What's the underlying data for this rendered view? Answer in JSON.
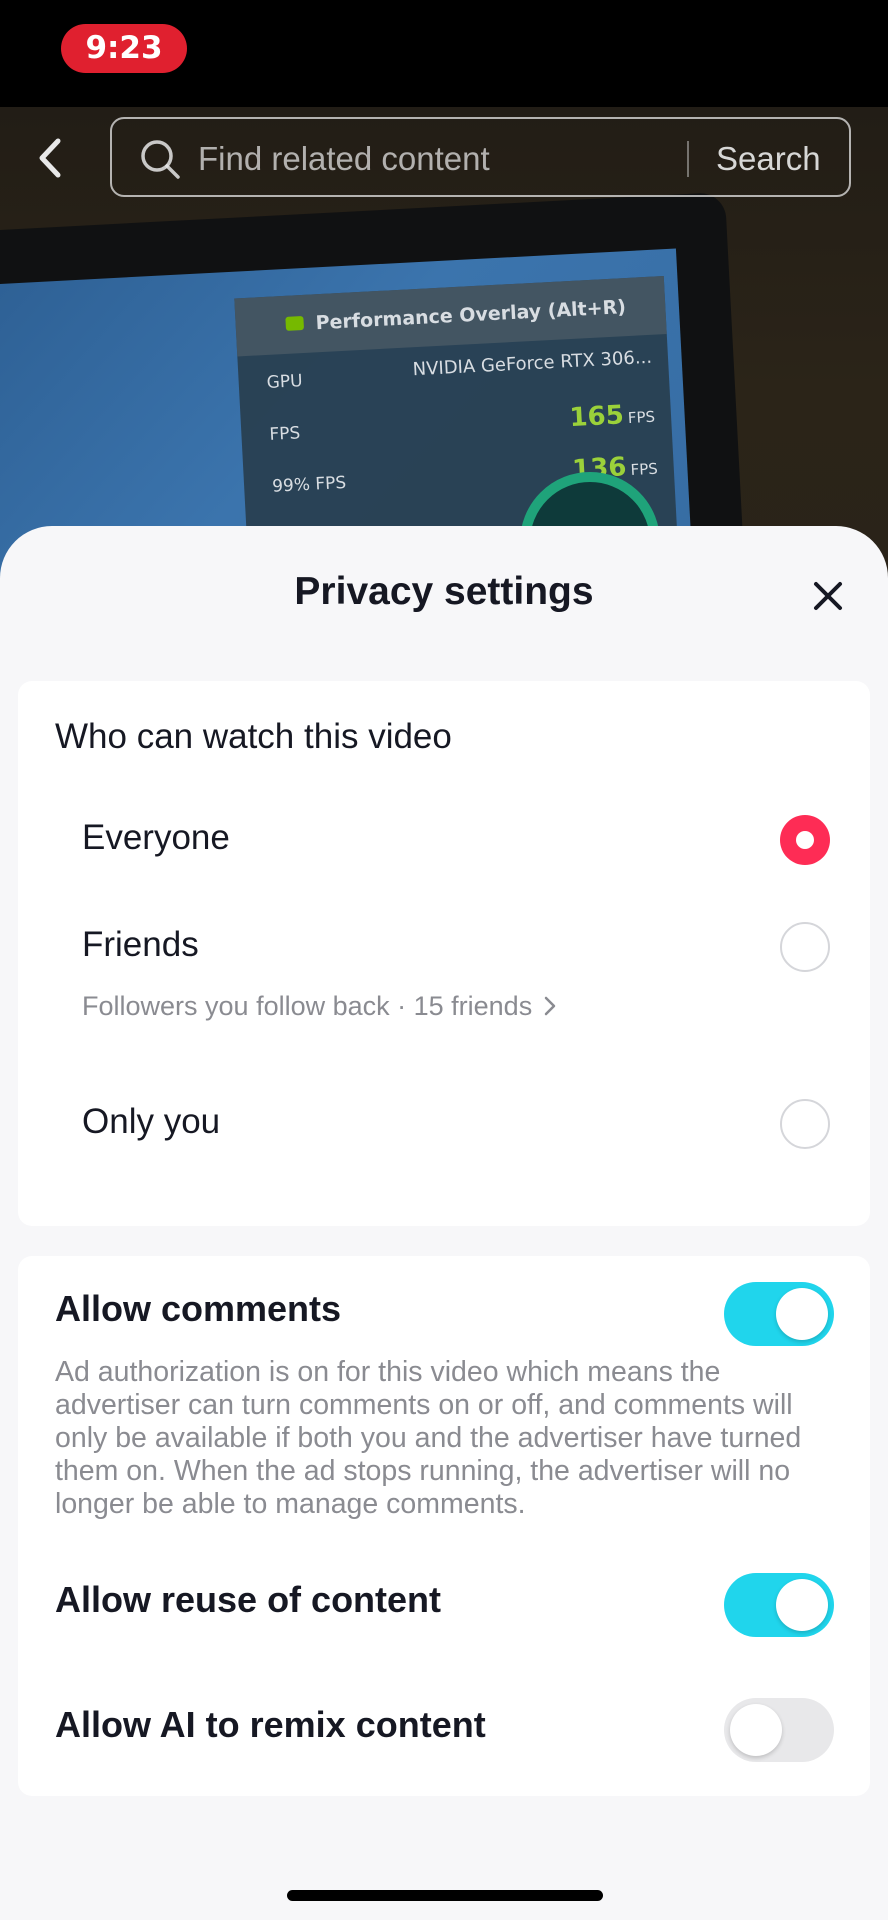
{
  "status_bar": {
    "time": "9:23"
  },
  "search": {
    "placeholder": "Find related content",
    "button_label": "Search"
  },
  "video_overlay": {
    "header": "Performance Overlay (Alt+R)",
    "rows": [
      {
        "label": "GPU",
        "value": "NVIDIA GeForce RTX 306..."
      },
      {
        "label": "FPS",
        "value": "165",
        "unit": "FPS"
      },
      {
        "label": "99% FPS",
        "value": "136",
        "unit": "FPS"
      }
    ]
  },
  "sheet": {
    "title": "Privacy settings",
    "visibility": {
      "heading": "Who can watch this video",
      "options": [
        {
          "label": "Everyone",
          "checked": true
        },
        {
          "label": "Friends",
          "sub": "Followers you follow back · 15 friends",
          "checked": false
        },
        {
          "label": "Only you",
          "checked": false
        }
      ]
    },
    "permissions": [
      {
        "label": "Allow comments",
        "enabled": true,
        "description": "Ad authorization is on for this video which means the advertiser can turn comments on or off, and comments will only be available if both you and the advertiser have turned them on. When the ad stops running, the advertiser will no longer be able to manage comments."
      },
      {
        "label": "Allow reuse of content",
        "enabled": true
      },
      {
        "label": "Allow AI to remix content",
        "enabled": false
      }
    ]
  },
  "colors": {
    "accent_radio": "#fe2c55",
    "toggle_on": "#20d5ec",
    "toggle_off": "#e8e8ea",
    "time_pill": "#e0202f"
  }
}
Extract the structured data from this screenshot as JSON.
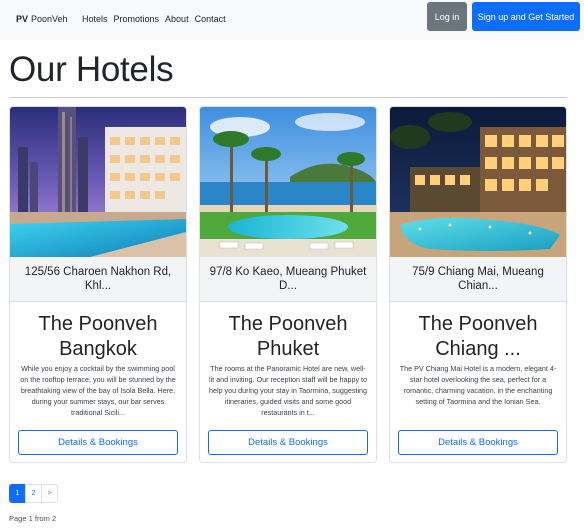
{
  "nav": {
    "brand_bold": "PV",
    "brand_name": "PoonVeh",
    "links": [
      "Hotels",
      "Promotions",
      "About",
      "Contact"
    ],
    "login_label": "Log in",
    "signup_label": "Sign up and Get Started"
  },
  "page": {
    "title": "Our Hotels"
  },
  "hotels": [
    {
      "address": "125/56 Charoen Nakhon Rd, Khl...",
      "name": "The Poonveh Bangkok",
      "description": "While you enjoy a cocktail by the swimming pool on the rooftop terrace, you will be stunned by the breathtaking view of the bay of Isola Bella. Here, during your summer stays, our bar serves traditional Sicili...",
      "button_label": "Details & Bookings"
    },
    {
      "address": "97/8 Ko Kaeo, Mueang Phuket D...",
      "name": "The Poonveh Phuket",
      "description": "The rooms at the Panoramic Hotel are new, well-lit and inviting. Our reception staff will be happy to help you during your stay in Taormina, suggesting itineraries, guided visits and some good restaurants in t...",
      "button_label": "Details & Bookings"
    },
    {
      "address": "75/9 Chiang Mai, Mueang Chian...",
      "name": "The Poonveh Chiang ...",
      "description": "The PV Chiang Mai Hotel is a modern, elegant 4-star hotel overlooking the sea, perfect for a romantic, charming vacation, in the enchanting setting of Taormina and the Ionian Sea.",
      "button_label": "Details & Bookings"
    }
  ],
  "pagination": {
    "pages": [
      "1",
      "2",
      ">"
    ],
    "current": "1",
    "info": "Page 1 from 2"
  },
  "colors": {
    "primary": "#0d6efd",
    "secondary": "#6c757d",
    "navbar_bg": "#f8f9fa"
  }
}
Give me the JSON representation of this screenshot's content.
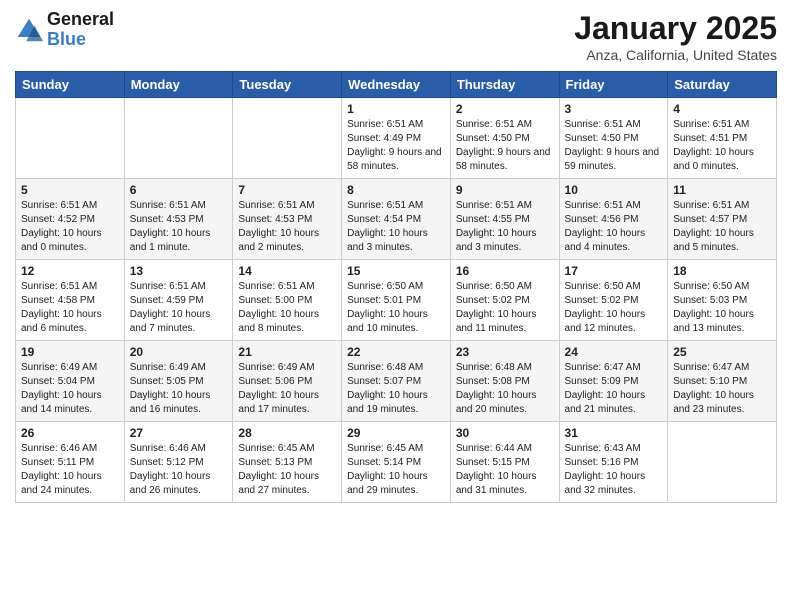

——————

_TASK TO CARRY OUT_
Scan the listing above and identify each line holding the string "true"; copy every such line.

_FULL SOLUTION_
          "checked": true
        "enabled": true,
        "enabled": true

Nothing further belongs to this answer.